→ **Tugas Pengerjaan**
1 - Dalam berita tentang pembukaan lahan di Ekosistem Leuser, perusahaan apa yang dituding oleh Yayasan HAkA sebagai pelaku pembukaan lahan?
2 - Teruskan berita tentang pembukaan lahan di Ekosistem Leuser, mulai setelah kalimat terakhir yang tercantum.

→ **Blok Teks**

****************************************

Beranda / Berita / Kontroversi Pembukaan Lahan di Kawasan Ekosistem Leuser

Kontroversi Pembukaan Lahan di Kawasan Ekosistem Leuser

Senin, 01 Juli 2024 21:00 WIB

Font: Ukuran: - +

Kondisi pembukaan lahan seluas 14 hektare di kawasan hutan lindung Ekosistem Leuser, Kota Subulussalam. Foto: Citra Satelit/Walhi Aceh


DIALEKSIS.COM | Aceh - Pembukaan lahan seluas 14 hektare di kawasan hutan lindung Ekosistem Leuser, Kota Subulussalam, Aceh, memicu kontroversi. Yayasan Hutan Alam dan Lingkungan Aceh (HAkA) menuding PT Sawit Panen Terus (SPT) sebagai pelakunya, namun Dinas Lingkungan Hidup dan Kehutanan (DLHK) Provinsi Aceh membantah.

Irwandi, Kepala Satuan Pengelolaan Hutan VI DLHK Aceh, menyatakan bahwa pengerusakan dilakukan oleh oknum pembalak liar yang mengklaim sebagai pemilik pribadi kawasan tersebut. "Bukan PT SPT yang merusak hutan itu. Kami menemukan surat hak milik di lokasi," ujarnya.

****************************************

→ **Kutipan Baris**
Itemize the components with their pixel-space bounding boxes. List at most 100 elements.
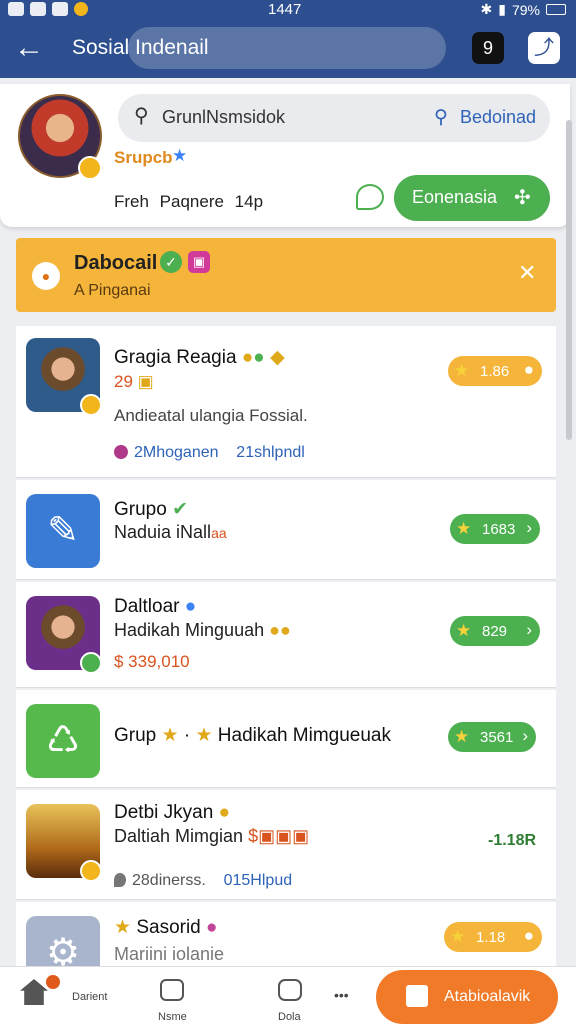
smile-emoji-icon: ● (241, 347, 254, 368)
join-button[interactable]: Eonenasia ✣ (394, 175, 550, 221)
gift-icon: ▣ (188, 251, 210, 273)
search-input-value: GrunlNsmsidok (162, 107, 286, 127)
chevron-right-icon: › (526, 620, 532, 639)
search-action-label[interactable]: Bedoinad (460, 107, 536, 128)
row-price: $ 339,010 (114, 652, 190, 671)
megaphone-icon: ✎ (47, 510, 79, 552)
chevron-right-icon: › (526, 518, 532, 537)
back-arrow-icon[interactable]: ← (14, 32, 48, 66)
coin-badge-icon (78, 156, 102, 180)
row-description: Andieatal ulangia Fossial. (114, 406, 308, 425)
list-item[interactable]: ♺ Grup ★ · ★ Hadikah Mimgueuak ★ 3561 › (16, 690, 556, 788)
star-icon: ★ (114, 917, 132, 938)
coin-icon: ● (218, 802, 231, 823)
close-icon[interactable]: ✕ (518, 260, 536, 286)
row-title: Gragia Reagia ●● ◆ (114, 347, 285, 368)
notification-icon (74, 2, 88, 16)
row-title: Detbi Jkyan ● (114, 802, 231, 823)
list-item[interactable]: ⚙ ★ Sasorid ● Mariini iolanie ★ 1.18 ● (16, 902, 556, 990)
nav-item-home[interactable]: Darient (20, 967, 120, 1024)
share-nodes-icon: ✣ (514, 187, 531, 209)
profile-name: Srupcb (114, 148, 173, 167)
app-bar: ← Sosial Indenail 9 ⤴ (0, 20, 576, 78)
list-item[interactable]: ✎ Grupo ✔ Naduia iNallaa ★ 1683 › (16, 480, 556, 580)
horn-emoji-icon: ◆ (270, 347, 285, 368)
search-icon: ⚲ (134, 105, 149, 127)
star-icon: ★ (454, 361, 470, 380)
notification-icon (52, 2, 68, 16)
check-icon: ✔ (172, 499, 189, 520)
more-icon[interactable]: ••• (334, 987, 358, 1024)
scrollbar[interactable] (566, 120, 572, 440)
online-badge-icon (80, 652, 102, 674)
notification-icon (30, 2, 46, 16)
points-pill[interactable]: ★ 829 › (450, 616, 540, 646)
list-item[interactable]: Daltloar ● Hadikah Minguuah ●● $ 339,010… (16, 582, 556, 688)
status-bar: 1447 ✱ ▮ 79% (0, 0, 576, 20)
create-group-label: Atabioalavik (444, 988, 531, 1005)
recycle-icon: ♺ (45, 720, 81, 762)
group-thumbnail: ✎ (26, 494, 100, 568)
group-thumbnail: ♺ (26, 704, 100, 778)
join-button-label: Eonenasia (412, 187, 498, 207)
star-icon: ★ (161, 725, 179, 746)
points-pill[interactable]: ★ 1683 › (450, 514, 540, 544)
alert-title: Dabocail (74, 252, 158, 274)
row-meta: 2Mhoganen 21shlpndl (114, 444, 305, 462)
alert-subtitle: A Pinganai (74, 282, 151, 299)
member-icon (114, 445, 128, 459)
search-icon: ⚲ (434, 107, 448, 128)
nav-item-box[interactable]: Dola (274, 967, 324, 1024)
battery-icon (546, 4, 566, 15)
alert-banner[interactable]: ● Dabocail ✓ ▣ A Pinganai ✕ (16, 238, 556, 312)
list-item[interactable]: Gragia Reagia ●● ◆ 29 ▣ Andieatal ulangi… (16, 326, 556, 478)
profile-stats: Freh Paqnere 14p (114, 192, 264, 211)
notification-icon (8, 2, 24, 16)
nav-item-chat[interactable]: Nsme (154, 967, 204, 1024)
row-subtitle: Hadikah Minguuah ●● (114, 620, 291, 640)
row-title: Grup ★ · ★ Hadikah Mimgueuak (114, 725, 391, 746)
chat-bubble-icon[interactable] (356, 184, 384, 210)
chat-icon (160, 979, 184, 1001)
nav-label: Dola (278, 1011, 301, 1023)
coin-icon: ● (523, 926, 534, 945)
battery-percent: 79% (511, 1, 540, 18)
row-subtitle: Naduia iNallaa (114, 522, 227, 542)
list-item[interactable]: Detbi Jkyan ● Daltiah Mimgian $▣▣▣ 28din… (16, 790, 556, 900)
share-icon[interactable]: ⤴ (528, 32, 560, 64)
row-title: Daltloar ● (114, 596, 197, 617)
document-icon (406, 985, 428, 1007)
create-group-button[interactable]: Atabioalavik (376, 970, 558, 1024)
music-icon: ● (206, 917, 218, 938)
row-meta: 28dinerss. 015Hlpud (114, 872, 292, 890)
star-icon: ★ (456, 519, 472, 538)
search-input[interactable]: ⚲ GrunlNsmsidok ⚲ Bedoinad (118, 94, 550, 142)
row-title: ★ Sasorid ● (114, 917, 218, 938)
coin-icon: ● (523, 360, 534, 379)
chevron-right-icon: › (522, 726, 528, 745)
row-subtitle: Mariini iolanie (114, 944, 225, 964)
coin-badge-icon (80, 860, 102, 882)
row-price: 29 ▣ (114, 372, 154, 391)
bluetooth-icon: ✱ (480, 1, 493, 17)
star-icon: ★ (195, 725, 213, 746)
row-title: Grupo ✔ (114, 499, 189, 520)
alert-coin-icon: ● (32, 262, 60, 290)
profile-card: ⚲ GrunlNsmsidok ⚲ Bedoinad Srupcb ★ Freh… (0, 84, 570, 227)
points-pill[interactable]: ★ 3561 › (448, 722, 536, 752)
profile-app-icon[interactable]: 9 (472, 32, 504, 64)
star-icon: ★ (456, 621, 472, 640)
notification-badge (46, 975, 60, 989)
verified-star-icon: ★ (172, 146, 188, 165)
signal-icon: ▮ (498, 1, 506, 17)
points-pill[interactable]: ★ 1.18 ● (444, 922, 542, 952)
coin-badge-icon (80, 394, 102, 416)
nav-label: Nsme (158, 1011, 187, 1023)
status-time: 1447 (268, 1, 302, 18)
row-subtitle: Daltiah Mimgian $▣▣▣ (114, 826, 310, 846)
page-title: Sosial Indenail (72, 36, 209, 59)
star-icon: ★ (454, 727, 470, 746)
points-pill[interactable]: ★ 1.86 ● (448, 356, 542, 386)
leaf-emoji-icon: ● (253, 347, 265, 368)
row-value: -1.18R (488, 832, 537, 849)
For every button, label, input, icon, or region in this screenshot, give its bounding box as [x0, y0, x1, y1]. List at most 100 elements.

****************************************

→ **Kunci Jawaban**
1 - PT Sawit Panen Terus (SPT).

2 -
Menurut pantauan citra satelit HAkA, kerusakan hutan di lokasi PT SPT dimulai Juli 2022. Total area yang terdampak mencapai 1.655 hektare, dengan 14 hektare masuk ke dalam kawasan hutan lindung. Fahmi Muhammad, Manajer Legal dan Advokasi HAkA, mendesak aparat penegak hukum untuk bertindak tegas.

Sementara itu, Wahana Lingkungan Hidup Indonesia (WALHI) Aceh mengkritik pernyataan Sekretaris Daerah Kota Subulussalam, Sairun, yang dinilai terlalu membela perusahaan. WALHI Aceh menemukan bahwa PT SPT belum memiliki izin lengkap untuk beroperasi.

Berdasarkan dokumen yang diperoleh WALHI Aceh, PT SPT baru mendapatkan Persetujuan Kesesuaian Kegiatan Pemanfaatan Ruang pada 30 Mei 2024, sementara aktivitas land clearing telah berlangsung sejak Maret 2023. Ahmad Shalihin, Direktur Eksekutif WALHI Aceh, menegaskan, "Ini bukan izin, hanya sebatas melihat kesesuaian ruang. Perusahaan masih harus mengurus perizinan lainnya."

WALHI Aceh menduga aktivitas ilegal ini menjadi penyebab pencemaran air di beberapa sungai di Kecamatan Sultan Daulat. Organisasi tersebut meminta pemerintah Kota Subulussalam tidak melindungi perusahaan yang melanggar regulasi dan mendesak aparat penegak hukum untuk mengusut tuntas kasus ini.

Kasus ini menunjukkan kompleksitas pengelolaan hutan di Indonesia, di mana kepentingan ekonomi sering berbenturan dengan upaya pelestarian lingkungan. Diperlukan pengawasan ketat dan penegakan hukum yang tegas untuk menjaga keseimbangan antara pembangunan dan konservasi alam.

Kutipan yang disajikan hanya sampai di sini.